**What to do**
Every entry should be repeated exactly. Omit the pictures.

Dataset items:
** Begin **

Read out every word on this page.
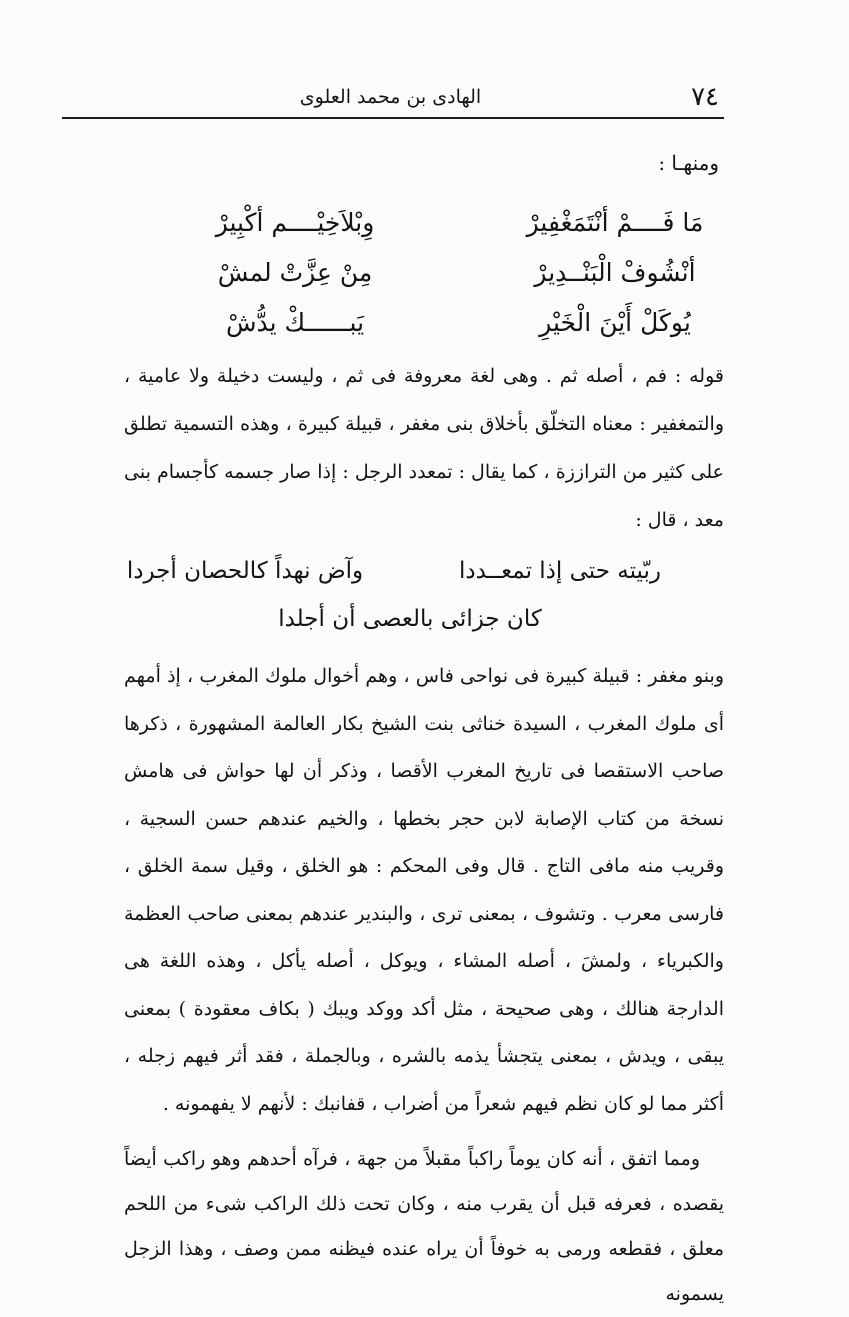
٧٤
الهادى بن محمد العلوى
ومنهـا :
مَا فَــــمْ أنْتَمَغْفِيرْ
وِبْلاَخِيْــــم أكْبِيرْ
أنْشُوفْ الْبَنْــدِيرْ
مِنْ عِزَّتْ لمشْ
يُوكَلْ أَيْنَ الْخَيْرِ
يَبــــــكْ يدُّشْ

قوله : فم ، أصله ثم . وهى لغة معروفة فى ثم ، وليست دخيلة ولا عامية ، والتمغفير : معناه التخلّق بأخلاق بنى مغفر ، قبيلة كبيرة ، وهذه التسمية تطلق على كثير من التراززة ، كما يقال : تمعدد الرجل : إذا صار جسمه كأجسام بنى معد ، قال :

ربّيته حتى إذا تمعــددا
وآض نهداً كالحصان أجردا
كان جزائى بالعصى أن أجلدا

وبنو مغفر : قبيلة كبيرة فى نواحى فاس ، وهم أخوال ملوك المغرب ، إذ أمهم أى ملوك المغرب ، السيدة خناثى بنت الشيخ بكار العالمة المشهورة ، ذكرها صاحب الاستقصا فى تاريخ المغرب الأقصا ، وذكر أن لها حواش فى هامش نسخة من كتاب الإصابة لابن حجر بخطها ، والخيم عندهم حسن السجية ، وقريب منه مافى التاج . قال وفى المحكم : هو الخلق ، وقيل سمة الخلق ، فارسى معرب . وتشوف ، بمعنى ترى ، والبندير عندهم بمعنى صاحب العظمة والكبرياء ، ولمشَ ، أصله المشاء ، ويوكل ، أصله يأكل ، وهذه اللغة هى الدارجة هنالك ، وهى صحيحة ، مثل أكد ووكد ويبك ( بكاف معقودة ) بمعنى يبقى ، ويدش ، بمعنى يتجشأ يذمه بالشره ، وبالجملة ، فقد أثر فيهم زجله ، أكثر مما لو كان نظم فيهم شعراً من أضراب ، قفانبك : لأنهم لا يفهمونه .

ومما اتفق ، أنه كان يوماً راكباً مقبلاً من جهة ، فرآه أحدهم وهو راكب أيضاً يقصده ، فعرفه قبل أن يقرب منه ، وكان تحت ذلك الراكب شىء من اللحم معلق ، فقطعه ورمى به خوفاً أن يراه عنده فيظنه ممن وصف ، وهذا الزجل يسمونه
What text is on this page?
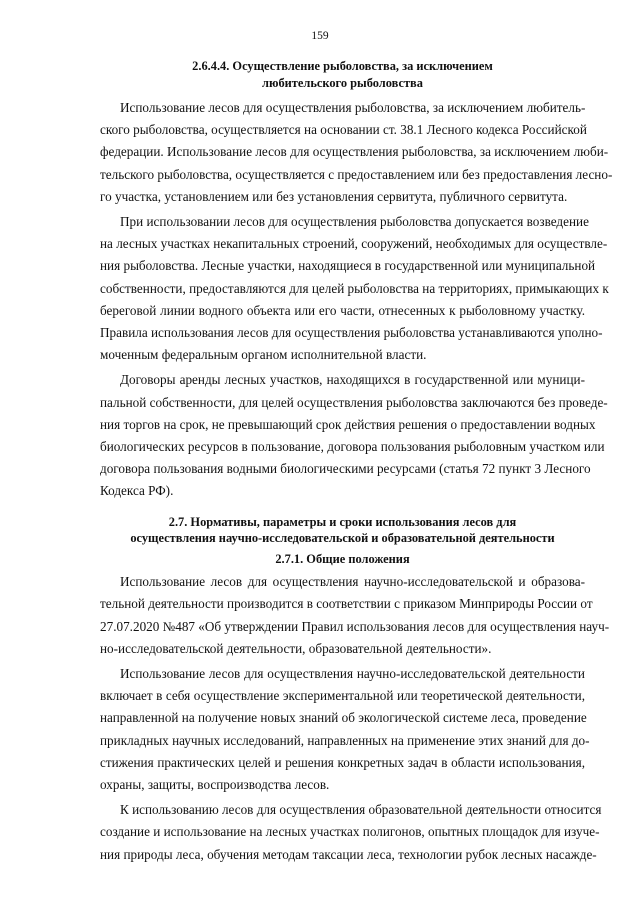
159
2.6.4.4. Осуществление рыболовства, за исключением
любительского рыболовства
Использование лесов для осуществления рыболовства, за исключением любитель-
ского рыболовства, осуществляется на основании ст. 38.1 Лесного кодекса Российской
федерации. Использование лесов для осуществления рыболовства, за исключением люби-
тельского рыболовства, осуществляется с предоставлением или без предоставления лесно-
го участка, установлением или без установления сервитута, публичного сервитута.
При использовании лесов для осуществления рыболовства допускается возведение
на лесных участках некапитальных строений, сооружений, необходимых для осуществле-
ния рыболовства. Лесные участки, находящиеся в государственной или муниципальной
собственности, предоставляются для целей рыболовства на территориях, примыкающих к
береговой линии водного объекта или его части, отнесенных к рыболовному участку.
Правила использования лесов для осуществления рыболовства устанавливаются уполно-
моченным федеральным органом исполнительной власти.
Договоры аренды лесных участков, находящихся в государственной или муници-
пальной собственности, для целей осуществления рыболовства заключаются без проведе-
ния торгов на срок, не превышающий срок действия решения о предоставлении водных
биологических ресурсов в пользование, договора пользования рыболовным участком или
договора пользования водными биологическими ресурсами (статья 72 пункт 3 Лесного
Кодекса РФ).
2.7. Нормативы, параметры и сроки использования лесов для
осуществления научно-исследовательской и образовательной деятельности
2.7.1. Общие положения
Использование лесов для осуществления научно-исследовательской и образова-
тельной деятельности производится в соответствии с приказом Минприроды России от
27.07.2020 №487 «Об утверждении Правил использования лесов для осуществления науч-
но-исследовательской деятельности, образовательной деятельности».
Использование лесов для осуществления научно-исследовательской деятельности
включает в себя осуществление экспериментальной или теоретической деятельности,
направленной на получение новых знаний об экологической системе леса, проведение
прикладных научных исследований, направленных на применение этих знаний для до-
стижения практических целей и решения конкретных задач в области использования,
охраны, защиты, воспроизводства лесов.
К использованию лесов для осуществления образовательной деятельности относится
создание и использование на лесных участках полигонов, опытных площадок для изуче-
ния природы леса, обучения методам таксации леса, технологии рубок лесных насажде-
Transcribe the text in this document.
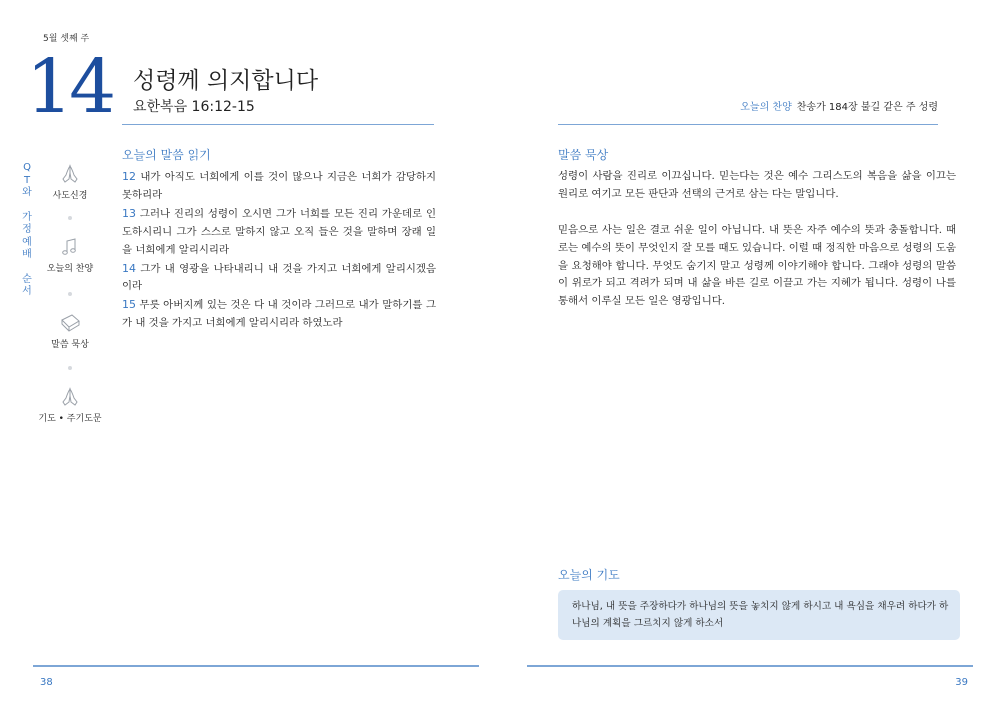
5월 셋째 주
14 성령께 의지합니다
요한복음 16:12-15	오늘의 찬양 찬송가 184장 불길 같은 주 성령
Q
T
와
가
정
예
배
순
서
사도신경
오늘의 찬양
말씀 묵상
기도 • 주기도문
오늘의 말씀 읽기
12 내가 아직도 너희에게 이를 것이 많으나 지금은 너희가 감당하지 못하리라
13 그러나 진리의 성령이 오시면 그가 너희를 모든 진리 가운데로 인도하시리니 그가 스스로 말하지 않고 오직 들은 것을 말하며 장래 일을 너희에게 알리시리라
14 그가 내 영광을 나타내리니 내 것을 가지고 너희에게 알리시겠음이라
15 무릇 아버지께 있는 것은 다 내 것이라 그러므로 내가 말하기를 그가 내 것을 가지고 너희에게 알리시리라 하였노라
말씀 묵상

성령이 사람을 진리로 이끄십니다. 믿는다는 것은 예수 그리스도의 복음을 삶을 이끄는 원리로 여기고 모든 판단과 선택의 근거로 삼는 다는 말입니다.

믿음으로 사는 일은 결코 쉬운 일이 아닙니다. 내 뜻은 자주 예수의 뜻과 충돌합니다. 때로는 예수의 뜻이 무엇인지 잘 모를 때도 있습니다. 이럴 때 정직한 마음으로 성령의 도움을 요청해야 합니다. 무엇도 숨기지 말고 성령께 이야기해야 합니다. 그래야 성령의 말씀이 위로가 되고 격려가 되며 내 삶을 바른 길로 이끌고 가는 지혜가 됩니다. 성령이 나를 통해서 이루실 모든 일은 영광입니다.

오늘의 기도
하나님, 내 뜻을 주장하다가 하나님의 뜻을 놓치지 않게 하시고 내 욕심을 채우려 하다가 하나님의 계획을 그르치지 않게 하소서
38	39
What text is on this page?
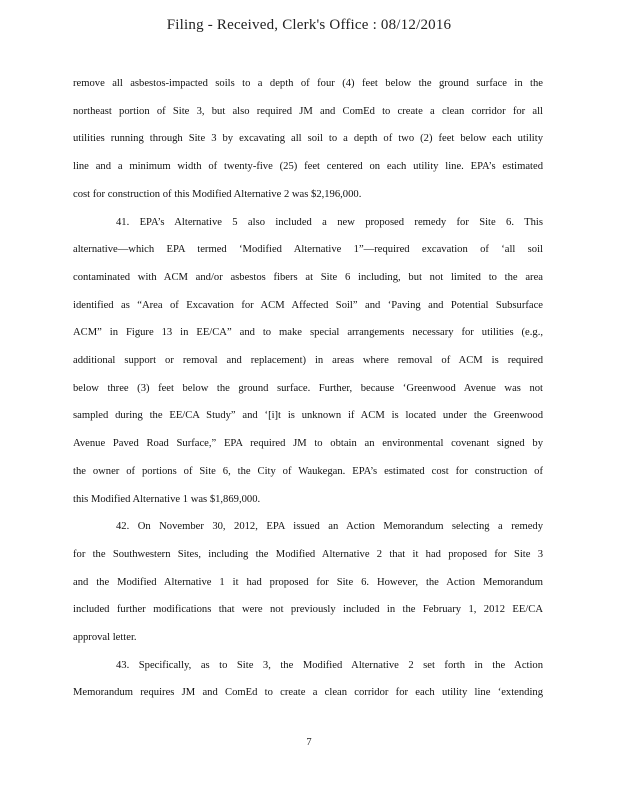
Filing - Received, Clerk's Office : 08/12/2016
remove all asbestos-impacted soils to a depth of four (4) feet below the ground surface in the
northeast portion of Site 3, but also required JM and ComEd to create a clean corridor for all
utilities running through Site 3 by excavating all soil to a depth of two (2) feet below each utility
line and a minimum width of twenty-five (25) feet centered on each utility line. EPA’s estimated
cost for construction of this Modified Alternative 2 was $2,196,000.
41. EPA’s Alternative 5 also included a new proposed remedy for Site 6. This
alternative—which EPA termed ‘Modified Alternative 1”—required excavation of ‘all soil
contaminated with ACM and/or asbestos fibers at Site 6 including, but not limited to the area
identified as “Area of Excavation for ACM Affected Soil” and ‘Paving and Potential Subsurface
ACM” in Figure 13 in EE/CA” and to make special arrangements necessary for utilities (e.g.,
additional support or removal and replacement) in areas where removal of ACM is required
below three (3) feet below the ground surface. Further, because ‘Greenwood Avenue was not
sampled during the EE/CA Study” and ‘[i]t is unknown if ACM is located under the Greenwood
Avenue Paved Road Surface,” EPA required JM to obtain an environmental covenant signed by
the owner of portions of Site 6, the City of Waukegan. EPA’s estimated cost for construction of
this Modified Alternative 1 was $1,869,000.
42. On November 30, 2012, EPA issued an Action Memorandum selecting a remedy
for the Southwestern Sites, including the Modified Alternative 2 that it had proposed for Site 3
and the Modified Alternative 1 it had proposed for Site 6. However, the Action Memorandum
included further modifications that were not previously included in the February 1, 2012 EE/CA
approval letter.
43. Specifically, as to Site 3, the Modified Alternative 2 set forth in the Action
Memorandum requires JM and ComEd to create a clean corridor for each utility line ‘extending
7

** End **

**Solution for this problem**
Read out every word on this page.
٧٤
الهادى بن محمد العلوى
ومنهـا :
مَا فَــــمْ أنْتَمَغْفِيرْ
وِبْلاَخِيْــــم أكْبِيرْ
أنْشُوفْ الْبَنْــدِيرْ
مِنْ عِزَّتْ لمشْ
يُوكَلْ أَيْنَ الْخَيْرِ
يَبــــــكْ يدُّشْ

قوله : فم ، أصله ثم . وهى لغة معروفة فى ثم ، وليست دخيلة ولا عامية ، والتمغفير : معناه التخلّق بأخلاق بنى مغفر ، قبيلة كبيرة ، وهذه التسمية تطلق على كثير من التراززة ، كما يقال : تمعدد الرجل : إذا صار جسمه كأجسام بنى معد ، قال :

ربّيته حتى إذا تمعــددا
وآض نهداً كالحصان أجردا
كان جزائى بالعصى أن أجلدا

وبنو مغفر : قبيلة كبيرة فى نواحى فاس ، وهم أخوال ملوك المغرب ، إذ أمهم أى ملوك المغرب ، السيدة خناثى بنت الشيخ بكار العالمة المشهورة ، ذكرها صاحب الاستقصا فى تاريخ المغرب الأقصا ، وذكر أن لها حواش فى هامش نسخة من كتاب الإصابة لابن حجر بخطها ، والخيم عندهم حسن السجية ، وقريب منه مافى التاج . قال وفى المحكم : هو الخلق ، وقيل سمة الخلق ، فارسى معرب . وتشوف ، بمعنى ترى ، والبندير عندهم بمعنى صاحب العظمة والكبرياء ، ولمشَ ، أصله المشاء ، ويوكل ، أصله يأكل ، وهذه اللغة هى الدارجة هنالك ، وهى صحيحة ، مثل أكد ووكد ويبك ( بكاف معقودة ) بمعنى يبقى ، ويدش ، بمعنى يتجشأ يذمه بالشره ، وبالجملة ، فقد أثر فيهم زجله ، أكثر مما لو كان نظم فيهم شعراً من أضراب ، قفانبك : لأنهم لا يفهمونه .

ومما اتفق ، أنه كان يوماً راكباً مقبلاً من جهة ، فرآه أحدهم وهو راكب أيضاً يقصده ، فعرفه قبل أن يقرب منه ، وكان تحت ذلك الراكب شىء من اللحم معلق ، فقطعه ورمى به خوفاً أن يراه عنده فيظنه ممن وصف ، وهذا الزجل يسمونه
What text is on this page?
159
2.6.4.4. Осуществление рыболовства, за исключением
любительского рыболовства
Использование лесов для осуществления рыболовства, за исключением любитель-
ского рыболовства, осуществляется на основании ст. 38.1 Лесного кодекса Российской
федерации. Использование лесов для осуществления рыболовства, за исключением люби-
тельского рыболовства, осуществляется с предоставлением или без предоставления лесно-
го участка, установлением или без установления сервитута, публичного сервитута.
При использовании лесов для осуществления рыболовства допускается возведение
на лесных участках некапитальных строений, сооружений, необходимых для осуществле-
ния рыболовства. Лесные участки, находящиеся в государственной или муниципальной
собственности, предоставляются для целей рыболовства на территориях, примыкающих к
береговой линии водного объекта или его части, отнесенных к рыболовному участку.
Правила использования лесов для осуществления рыболовства устанавливаются уполно-
моченным федеральным органом исполнительной власти.
Договоры аренды лесных участков, находящихся в государственной или муници-
пальной собственности, для целей осуществления рыболовства заключаются без проведе-
ния торгов на срок, не превышающий срок действия решения о предоставлении водных
биологических ресурсов в пользование, договора пользования рыболовным участком или
договора пользования водными биологическими ресурсами (статья 72 пункт 3 Лесного
Кодекса РФ).
2.7. Нормативы, параметры и сроки использования лесов для
осуществления научно-исследовательской и образовательной деятельности
2.7.1. Общие положения
Использование лесов для осуществления научно-исследовательской и образова-
тельной деятельности производится в соответствии с приказом Минприроды России от
27.07.2020 №487 «Об утверждении Правил использования лесов для осуществления науч-
но-исследовательской деятельности, образовательной деятельности».
Использование лесов для осуществления научно-исследовательской деятельности
включает в себя осуществление экспериментальной или теоретической деятельности,
направленной на получение новых знаний об экологической системе леса, проведение
прикладных научных исследований, направленных на применение этих знаний для до-
стижения практических целей и решения конкретных задач в области использования,
охраны, защиты, воспроизводства лесов.
К использованию лесов для осуществления образовательной деятельности относится
создание и использование на лесных участках полигонов, опытных площадок для изуче-
ния природы леса, обучения методам таксации леса, технологии рубок лесных насажде-
Transcribe the text in this document.
5월 셋째 주
14 성령께 의지합니다
요한복음 16:12-15	오늘의 찬양 찬송가 184장 불길 같은 주 성령
Q
T
와
가
정
예
배
순
서
사도신경
오늘의 찬양
말씀 묵상
기도 • 주기도문
오늘의 말씀 읽기
12 내가 아직도 너희에게 이를 것이 많으나 지금은 너희가 감당하지 못하리라
13 그러나 진리의 성령이 오시면 그가 너희를 모든 진리 가운데로 인도하시리니 그가 스스로 말하지 않고 오직 들은 것을 말하며 장래 일을 너희에게 알리시리라
14 그가 내 영광을 나타내리니 내 것을 가지고 너희에게 알리시겠음이라
15 무릇 아버지께 있는 것은 다 내 것이라 그러므로 내가 말하기를 그가 내 것을 가지고 너희에게 알리시리라 하였노라
말씀 묵상

성령이 사람을 진리로 이끄십니다. 믿는다는 것은 예수 그리스도의 복음을 삶을 이끄는 원리로 여기고 모든 판단과 선택의 근거로 삼는 다는 말입니다.

믿음으로 사는 일은 결코 쉬운 일이 아닙니다. 내 뜻은 자주 예수의 뜻과 충돌합니다. 때로는 예수의 뜻이 무엇인지 잘 모를 때도 있습니다. 이럴 때 정직한 마음으로 성령의 도움을 요청해야 합니다. 무엇도 숨기지 말고 성령께 이야기해야 합니다. 그래야 성령의 말씀이 위로가 되고 격려가 되며 내 삶을 바른 길로 이끌고 가는 지혜가 됩니다. 성령이 나를 통해서 이루실 모든 일은 영광입니다.

오늘의 기도
하나님, 내 뜻을 주장하다가 하나님의 뜻을 놓치지 않게 하시고 내 욕심을 채우려 하다가 하나님의 계획을 그르치지 않게 하소서
38	39
What text is on this page?
Filing - Received, Clerk's Office : 08/12/2016
remove all asbestos-impacted soils to a depth of four (4) feet below the ground surface in the
northeast portion of Site 3, but also required JM and ComEd to create a clean corridor for all
utilities running through Site 3 by excavating all soil to a depth of two (2) feet below each utility
line and a minimum width of twenty-five (25) feet centered on each utility line. EPA’s estimated
cost for construction of this Modified Alternative 2 was $2,196,000.
41. EPA’s Alternative 5 also included a new proposed remedy for Site 6. This
alternative—which EPA termed ‘Modified Alternative 1”—required excavation of ‘all soil
contaminated with ACM and/or asbestos fibers at Site 6 including, but not limited to the area
identified as “Area of Excavation for ACM Affected Soil” and ‘Paving and Potential Subsurface
ACM” in Figure 13 in EE/CA” and to make special arrangements necessary for utilities (e.g.,
additional support or removal and replacement) in areas where removal of ACM is required
below three (3) feet below the ground surface. Further, because ‘Greenwood Avenue was not
sampled during the EE/CA Study” and ‘[i]t is unknown if ACM is located under the Greenwood
Avenue Paved Road Surface,” EPA required JM to obtain an environmental covenant signed by
the owner of portions of Site 6, the City of Waukegan. EPA’s estimated cost for construction of
this Modified Alternative 1 was $1,869,000.
42. On November 30, 2012, EPA issued an Action Memorandum selecting a remedy
for the Southwestern Sites, including the Modified Alternative 2 that it had proposed for Site 3
and the Modified Alternative 1 it had proposed for Site 6. However, the Action Memorandum
included further modifications that were not previously included in the February 1, 2012 EE/CA
approval letter.
43. Specifically, as to Site 3, the Modified Alternative 2 set forth in the Action
Memorandum requires JM and ComEd to create a clean corridor for each utility line ‘extending
7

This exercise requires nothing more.